#### TO DO
Transcribe the whole listing below without changing a word, but leave out every image.

Figure collection entries:

○ ○ ○ ○ ○

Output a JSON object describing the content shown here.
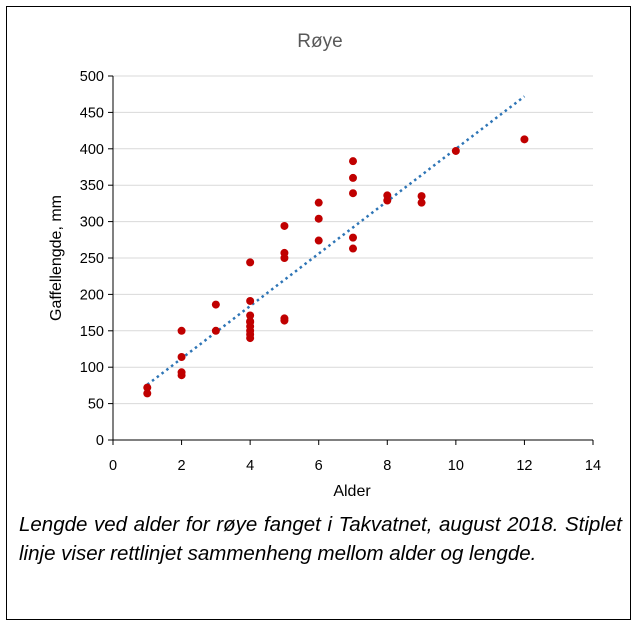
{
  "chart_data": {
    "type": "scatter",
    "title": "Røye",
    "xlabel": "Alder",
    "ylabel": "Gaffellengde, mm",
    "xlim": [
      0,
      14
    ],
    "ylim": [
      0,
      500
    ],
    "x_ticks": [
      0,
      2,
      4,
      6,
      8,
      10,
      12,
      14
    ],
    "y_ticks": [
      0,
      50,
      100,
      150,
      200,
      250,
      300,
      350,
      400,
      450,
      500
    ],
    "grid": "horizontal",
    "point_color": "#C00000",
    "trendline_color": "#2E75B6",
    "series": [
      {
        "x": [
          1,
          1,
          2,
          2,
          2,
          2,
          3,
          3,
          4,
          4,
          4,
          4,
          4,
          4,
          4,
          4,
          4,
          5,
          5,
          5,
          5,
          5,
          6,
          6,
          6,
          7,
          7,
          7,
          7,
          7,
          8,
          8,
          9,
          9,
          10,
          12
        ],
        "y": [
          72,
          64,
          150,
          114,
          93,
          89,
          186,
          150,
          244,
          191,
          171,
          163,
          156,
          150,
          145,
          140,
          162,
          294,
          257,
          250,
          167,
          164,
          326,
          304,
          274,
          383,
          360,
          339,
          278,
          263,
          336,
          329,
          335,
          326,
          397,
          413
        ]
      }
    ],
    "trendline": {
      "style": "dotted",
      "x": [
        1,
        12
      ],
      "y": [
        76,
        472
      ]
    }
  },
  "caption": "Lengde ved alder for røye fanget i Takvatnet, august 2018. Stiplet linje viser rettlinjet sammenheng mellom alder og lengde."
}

○ ○ ○ ○ ○

#### RESPONSE
Output a JSON object describing the content shown here.
{
  "chart_data": {
    "type": "scatter",
    "title": "Røye",
    "xlabel": "Alder",
    "ylabel": "Gaffellengde, mm",
    "xlim": [
      0,
      14
    ],
    "ylim": [
      0,
      500
    ],
    "x_ticks": [
      0,
      2,
      4,
      6,
      8,
      10,
      12,
      14
    ],
    "y_ticks": [
      0,
      50,
      100,
      150,
      200,
      250,
      300,
      350,
      400,
      450,
      500
    ],
    "grid": "horizontal",
    "point_color": "#C00000",
    "trendline_color": "#2E75B6",
    "series": [
      {
        "x": [
          1,
          1,
          2,
          2,
          2,
          2,
          3,
          3,
          4,
          4,
          4,
          4,
          4,
          4,
          4,
          4,
          4,
          5,
          5,
          5,
          5,
          5,
          6,
          6,
          6,
          7,
          7,
          7,
          7,
          7,
          8,
          8,
          9,
          9,
          10,
          12
        ],
        "y": [
          72,
          64,
          150,
          114,
          93,
          89,
          186,
          150,
          244,
          191,
          171,
          163,
          156,
          150,
          145,
          140,
          162,
          294,
          257,
          250,
          167,
          164,
          326,
          304,
          274,
          383,
          360,
          339,
          278,
          263,
          336,
          329,
          335,
          326,
          397,
          413
        ]
      }
    ],
    "trendline": {
      "style": "dotted",
      "x": [
        1,
        12
      ],
      "y": [
        76,
        472
      ]
    }
  },
  "caption": "Lengde ved alder for røye fanget i Takvatnet, august 2018. Stiplet linje viser rettlinjet sammenheng mellom alder og lengde."
}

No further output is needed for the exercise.